**Short problem**
Reproduce word for word the stretch of the Malvasia interview from "I could not" through "one in particular?".

**Document text**

Nataša Černicis one of those persons you could be listening talking about wine for hours. She is so passionate about her work she hypnotizes you with her conversation. She loves what she does and you feel it right away while she talks to you. As we recently talked about in the article about Azienda Agricola Castello Di Rubbia, Nataša has a passion for experimenting with her wines to produce different things. We tasted some of these experiments with Malvasia and they were so incredible. Today we will talk to her about her passion.
Buongiorno Nataša, and thank you for your collaboration. Where does your passion for wine come from?
I could not do anything without passion, I inherited this from my mother.
You have chosen Malvasia for experimenting rather than other varietal. Why this one in particular?
Malvasia grape is amazing, I know I haven’t understood its potential yet. So I like to play with it, in different ways, different times. When I feel there is something special, something worthy in the grape, I start going with my imagination. This is the way Cadenza d’Inganno was born.
You use longer periods of the must in contact with the skins. Do you decide the period by timeframe or by tasting?
By reaction of the grape on the skin contact, I try to understand where we are going.
We tasted your experiment with Malvasia 2011 and it was something really fabulous. Can you tell us how are you doing it?
I love white Passito. It’s a love affair, there is nothing more to explain. I believe Malvasia can be a great Passito. However making a Passito, this is still a mistery to me. It all started when I saw botrytis nobile, a unique phenomenon, on the Malvasia grape in late August/September 2011 and I wanted to try. We lost 70% of our grapes drying it on the plant.
Skin contact was a real experience, fermentation was even more… a life lesson. We decided to cool the must in fermentation, setting the temperature to -2. With more than surprise, tears in my eyes, I remember what I thought when I saw the slow and secure fermentation going on at that temperature. Strange aromas, but they were good, never felt before in our cellar. Yeasts were trying to survive, and I saw the power of life. This value was to me more important than any wine in my mind. More than that, that Sunday noon, bells were ringing, we switched off cooling leaving the wine going wherever it was meant to go and achieve. Wine fermented for months, many months, I will not tell how many, nobody would believe it, with strange but positive aromas. It stopped with a residual sugar too low for a Passito.
In the meantime, the malolactic fermentation was done. I didn’t care. I knew it would be great. When the wine was born, only one name came to my mind, which I associate from my music studies: Cadenza d’Inganno, a sequence of accords that determine a surprise, a music phrase that doesn’t end like it is expected. It indeed surprises you with a sense of “could not be, this is wrong!” before and “why not?” later on. It happens in music, in wine and in our lives. My imagination by the tasting of this wine, accepting the deviation it took, keeps me close to infinity…
What is your goal when you do these experiments?
Discovering life.
Have you thought of experimenting in this way with a red varietal?

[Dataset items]
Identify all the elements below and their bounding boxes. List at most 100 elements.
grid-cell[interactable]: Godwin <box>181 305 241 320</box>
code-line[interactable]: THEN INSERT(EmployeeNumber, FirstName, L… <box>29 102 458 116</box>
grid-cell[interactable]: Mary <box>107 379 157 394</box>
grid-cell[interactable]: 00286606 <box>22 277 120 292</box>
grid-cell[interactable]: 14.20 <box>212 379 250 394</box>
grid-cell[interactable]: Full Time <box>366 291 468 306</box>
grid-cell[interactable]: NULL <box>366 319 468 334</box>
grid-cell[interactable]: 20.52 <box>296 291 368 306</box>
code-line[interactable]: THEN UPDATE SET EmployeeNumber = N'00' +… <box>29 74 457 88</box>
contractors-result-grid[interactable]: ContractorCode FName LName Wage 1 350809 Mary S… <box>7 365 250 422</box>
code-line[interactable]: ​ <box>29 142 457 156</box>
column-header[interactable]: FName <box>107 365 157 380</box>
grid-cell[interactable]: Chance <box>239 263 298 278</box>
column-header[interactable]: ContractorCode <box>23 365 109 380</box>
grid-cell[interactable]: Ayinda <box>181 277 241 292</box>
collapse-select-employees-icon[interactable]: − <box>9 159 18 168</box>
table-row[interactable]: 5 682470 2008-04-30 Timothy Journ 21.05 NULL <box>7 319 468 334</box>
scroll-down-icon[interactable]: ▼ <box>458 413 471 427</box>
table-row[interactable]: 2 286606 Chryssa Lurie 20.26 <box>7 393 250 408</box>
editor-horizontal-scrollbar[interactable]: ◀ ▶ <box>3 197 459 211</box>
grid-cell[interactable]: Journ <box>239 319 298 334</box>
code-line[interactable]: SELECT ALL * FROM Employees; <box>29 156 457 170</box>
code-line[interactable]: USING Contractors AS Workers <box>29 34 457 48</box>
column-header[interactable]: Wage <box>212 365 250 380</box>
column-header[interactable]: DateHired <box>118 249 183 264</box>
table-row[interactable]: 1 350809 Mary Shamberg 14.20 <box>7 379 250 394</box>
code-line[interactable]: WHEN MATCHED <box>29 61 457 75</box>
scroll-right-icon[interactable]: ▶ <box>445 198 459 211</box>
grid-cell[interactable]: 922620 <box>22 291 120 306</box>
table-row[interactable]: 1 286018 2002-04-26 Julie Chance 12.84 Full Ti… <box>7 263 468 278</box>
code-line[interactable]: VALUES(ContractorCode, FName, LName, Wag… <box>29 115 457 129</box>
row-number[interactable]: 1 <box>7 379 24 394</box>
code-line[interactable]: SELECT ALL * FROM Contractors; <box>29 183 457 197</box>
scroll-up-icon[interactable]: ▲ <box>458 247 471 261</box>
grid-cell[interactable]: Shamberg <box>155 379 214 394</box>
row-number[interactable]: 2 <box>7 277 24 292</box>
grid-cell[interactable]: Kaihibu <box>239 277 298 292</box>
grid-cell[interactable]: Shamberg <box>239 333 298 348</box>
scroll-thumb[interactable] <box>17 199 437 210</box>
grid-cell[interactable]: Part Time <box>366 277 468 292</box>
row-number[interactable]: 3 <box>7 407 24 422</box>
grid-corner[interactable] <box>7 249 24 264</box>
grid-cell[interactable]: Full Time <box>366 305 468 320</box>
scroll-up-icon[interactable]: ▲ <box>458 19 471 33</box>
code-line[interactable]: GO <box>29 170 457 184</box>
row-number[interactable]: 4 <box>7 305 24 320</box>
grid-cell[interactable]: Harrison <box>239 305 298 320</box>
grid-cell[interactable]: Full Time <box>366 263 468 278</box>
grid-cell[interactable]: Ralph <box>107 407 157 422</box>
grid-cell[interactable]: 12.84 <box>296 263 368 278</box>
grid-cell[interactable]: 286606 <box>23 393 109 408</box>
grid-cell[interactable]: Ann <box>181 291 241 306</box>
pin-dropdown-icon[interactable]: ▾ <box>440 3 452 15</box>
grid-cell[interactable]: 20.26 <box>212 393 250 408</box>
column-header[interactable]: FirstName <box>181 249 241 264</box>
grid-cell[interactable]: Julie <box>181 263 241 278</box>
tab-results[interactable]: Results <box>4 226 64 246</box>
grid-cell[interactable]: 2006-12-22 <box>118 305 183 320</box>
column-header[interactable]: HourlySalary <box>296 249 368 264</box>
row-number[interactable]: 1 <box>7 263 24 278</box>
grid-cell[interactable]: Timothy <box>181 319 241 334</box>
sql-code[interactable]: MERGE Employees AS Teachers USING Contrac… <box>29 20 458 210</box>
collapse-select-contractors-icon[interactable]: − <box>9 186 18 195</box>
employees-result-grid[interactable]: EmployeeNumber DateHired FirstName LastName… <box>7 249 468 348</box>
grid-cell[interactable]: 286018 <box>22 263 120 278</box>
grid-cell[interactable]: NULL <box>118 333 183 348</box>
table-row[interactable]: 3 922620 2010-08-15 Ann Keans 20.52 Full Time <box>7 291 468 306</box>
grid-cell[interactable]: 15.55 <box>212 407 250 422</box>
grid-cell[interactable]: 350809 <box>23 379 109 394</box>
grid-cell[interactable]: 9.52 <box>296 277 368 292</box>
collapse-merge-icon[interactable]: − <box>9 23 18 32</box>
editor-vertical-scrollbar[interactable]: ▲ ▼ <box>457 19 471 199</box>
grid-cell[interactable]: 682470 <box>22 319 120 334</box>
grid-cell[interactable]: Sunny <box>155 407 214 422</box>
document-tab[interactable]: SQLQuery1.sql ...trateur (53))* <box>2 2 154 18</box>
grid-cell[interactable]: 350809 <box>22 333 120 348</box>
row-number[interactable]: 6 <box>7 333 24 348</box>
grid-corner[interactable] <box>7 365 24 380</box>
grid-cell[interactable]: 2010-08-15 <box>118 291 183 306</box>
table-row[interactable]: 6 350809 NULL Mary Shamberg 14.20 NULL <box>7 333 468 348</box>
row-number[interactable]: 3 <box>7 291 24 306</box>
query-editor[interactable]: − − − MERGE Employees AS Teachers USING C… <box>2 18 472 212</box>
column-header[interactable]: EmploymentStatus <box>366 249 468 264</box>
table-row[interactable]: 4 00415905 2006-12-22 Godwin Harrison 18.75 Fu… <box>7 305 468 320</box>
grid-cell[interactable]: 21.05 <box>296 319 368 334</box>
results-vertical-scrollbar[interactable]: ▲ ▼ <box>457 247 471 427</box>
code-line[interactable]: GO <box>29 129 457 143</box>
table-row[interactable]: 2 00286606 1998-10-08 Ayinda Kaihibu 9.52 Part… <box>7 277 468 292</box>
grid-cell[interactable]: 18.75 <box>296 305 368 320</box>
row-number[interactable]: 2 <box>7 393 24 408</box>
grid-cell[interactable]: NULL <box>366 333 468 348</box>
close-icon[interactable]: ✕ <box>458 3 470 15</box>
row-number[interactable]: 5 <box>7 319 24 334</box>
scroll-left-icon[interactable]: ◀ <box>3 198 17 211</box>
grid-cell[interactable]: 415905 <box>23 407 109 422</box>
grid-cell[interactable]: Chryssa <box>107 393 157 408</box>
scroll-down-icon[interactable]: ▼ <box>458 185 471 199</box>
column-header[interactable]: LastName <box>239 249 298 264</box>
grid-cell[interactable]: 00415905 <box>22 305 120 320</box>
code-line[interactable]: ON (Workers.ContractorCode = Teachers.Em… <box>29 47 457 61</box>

**Completed exercise**
I could not do anything without passion, I inherited this from my mother.
You have chosen Malvasia for experimenting rather than other varietal. Why this one in particular?